- **OBJECTIVE**: Scan the material for the word "name", and copy each line where it shows up.

[start RECORDS FOR THIS TASK]

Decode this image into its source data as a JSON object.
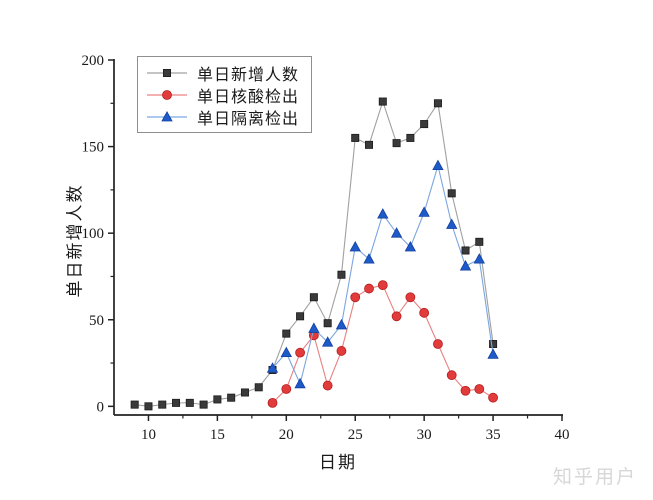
{
  "watermark": "知乎用户",
  "chart_data": {
    "type": "line",
    "title": "",
    "xlabel": "日期",
    "ylabel": "单日新增人数",
    "xlim": [
      7.5,
      40
    ],
    "ylim": [
      -5,
      200
    ],
    "x_major_ticks": [
      10,
      15,
      20,
      25,
      30,
      35,
      40
    ],
    "x_minor_ticks": [
      12.5,
      17.5,
      22.5,
      27.5,
      32.5,
      37.5
    ],
    "y_major_ticks": [
      0,
      50,
      100,
      150,
      200
    ],
    "y_minor_ticks": [
      25,
      75,
      125,
      175
    ],
    "grid": false,
    "legend_position": "top-left",
    "axis_color": "#222222",
    "series": [
      {
        "name": "单日新增人数",
        "marker": "square",
        "marker_color": "#3a3a3a",
        "marker_edge": "#1c1c1c",
        "line_color": "#a0a0a0",
        "x": [
          9,
          10,
          11,
          12,
          13,
          14,
          15,
          16,
          17,
          18,
          19,
          20,
          21,
          22,
          23,
          24,
          25,
          26,
          27,
          28,
          29,
          30,
          31,
          32,
          33,
          34,
          35
        ],
        "y": [
          1,
          0,
          1,
          2,
          2,
          1,
          4,
          5,
          8,
          11,
          21,
          42,
          52,
          63,
          48,
          76,
          155,
          151,
          176,
          152,
          155,
          163,
          175,
          123,
          90,
          95,
          36
        ]
      },
      {
        "name": "单日核酸检出",
        "marker": "circle",
        "marker_color": "#e23b3b",
        "marker_edge": "#b52020",
        "line_color": "#e98080",
        "x": [
          19,
          20,
          21,
          22,
          23,
          24,
          25,
          26,
          27,
          28,
          29,
          30,
          31,
          32,
          33,
          34,
          35
        ],
        "y": [
          2,
          10,
          31,
          41,
          12,
          32,
          63,
          68,
          70,
          52,
          63,
          54,
          36,
          18,
          9,
          10,
          5
        ]
      },
      {
        "name": "单日隔离检出",
        "marker": "triangle",
        "marker_color": "#1e5ac8",
        "marker_edge": "#1340a0",
        "line_color": "#7ba6e0",
        "x": [
          19,
          20,
          21,
          22,
          23,
          24,
          25,
          26,
          27,
          28,
          29,
          30,
          31,
          32,
          33,
          34,
          35
        ],
        "y": [
          22,
          31,
          13,
          45,
          37,
          47,
          92,
          85,
          111,
          100,
          92,
          112,
          139,
          105,
          81,
          85,
          30
        ]
      }
    ]
  }
}
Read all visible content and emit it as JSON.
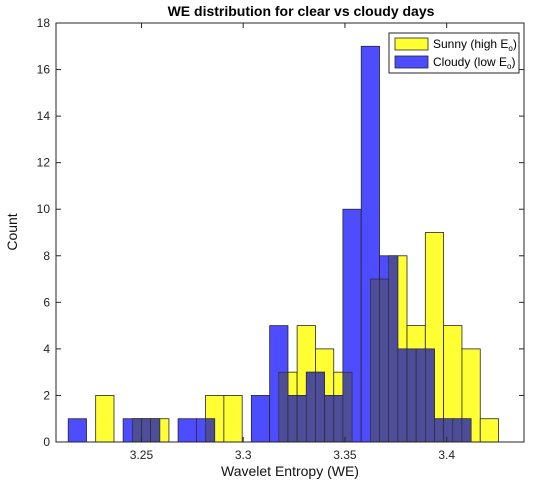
{
  "chart_data": {
    "type": "bar",
    "title": "WE distribution for clear vs cloudy days",
    "xlabel": "Wavelet Entropy (WE)",
    "ylabel": "Count",
    "xlim": [
      3.208,
      3.438
    ],
    "ylim": [
      0,
      18
    ],
    "xticks": [
      3.25,
      3.3,
      3.35,
      3.4
    ],
    "xtick_labels": [
      "3.25",
      "3.3",
      "3.35",
      "3.4"
    ],
    "yticks": [
      0,
      2,
      4,
      6,
      8,
      10,
      12,
      14,
      16,
      18
    ],
    "ytick_labels": [
      "0",
      "2",
      "4",
      "6",
      "8",
      "10",
      "12",
      "14",
      "16",
      "18"
    ],
    "grid": false,
    "legend_position": "top-right",
    "legend": {
      "sunny_prefix": "Sunny  (high  E",
      "cloudy_prefix": "Cloudy  (low  E",
      "subscript": "o",
      "suffix": ")"
    },
    "series": [
      {
        "name": "Sunny (high E_o)",
        "color": "#ffff33",
        "bin_width": 0.009,
        "bin_left_edges": [
          3.2275,
          3.2365,
          3.2455,
          3.2545,
          3.2635,
          3.2725,
          3.2815,
          3.2905,
          3.2995,
          3.3085,
          3.3175,
          3.3265,
          3.3355,
          3.3445,
          3.3535,
          3.3625,
          3.3715,
          3.3805,
          3.3895,
          3.3985,
          3.4075,
          3.4165
        ],
        "values": [
          2,
          0,
          1,
          1,
          0,
          0,
          2,
          2,
          0,
          0,
          3,
          5,
          4,
          3,
          0,
          7,
          8,
          5,
          9,
          5,
          4,
          1
        ]
      },
      {
        "name": "Cloudy (low E_o)",
        "color": "#4d4dff",
        "bin_width": 0.009,
        "bin_left_edges": [
          3.214,
          3.223,
          3.232,
          3.241,
          3.25,
          3.259,
          3.268,
          3.277,
          3.286,
          3.295,
          3.304,
          3.313,
          3.322,
          3.331,
          3.34,
          3.349,
          3.358,
          3.367,
          3.376,
          3.385,
          3.394,
          3.403
        ],
        "values": [
          1,
          0,
          0,
          1,
          1,
          0,
          1,
          1,
          0,
          0,
          2,
          5,
          2,
          3,
          2,
          10,
          17,
          8,
          4,
          4,
          1,
          1
        ]
      }
    ],
    "overlap_color": "#4d4d99"
  }
}
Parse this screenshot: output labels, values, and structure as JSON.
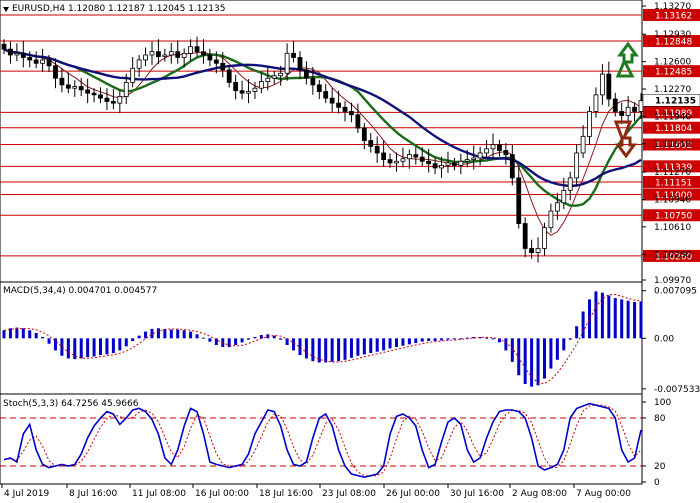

[end RECORDS FOR THIS TASK]

- **WRITTEN ANSWER**:
        "name": "单日新增人数",
        "name": "单日核酸检出",
        "name": "单日隔离检出",
        "name": "Sunny (high E_o)",
        "name": "Cloudy (low E_o)",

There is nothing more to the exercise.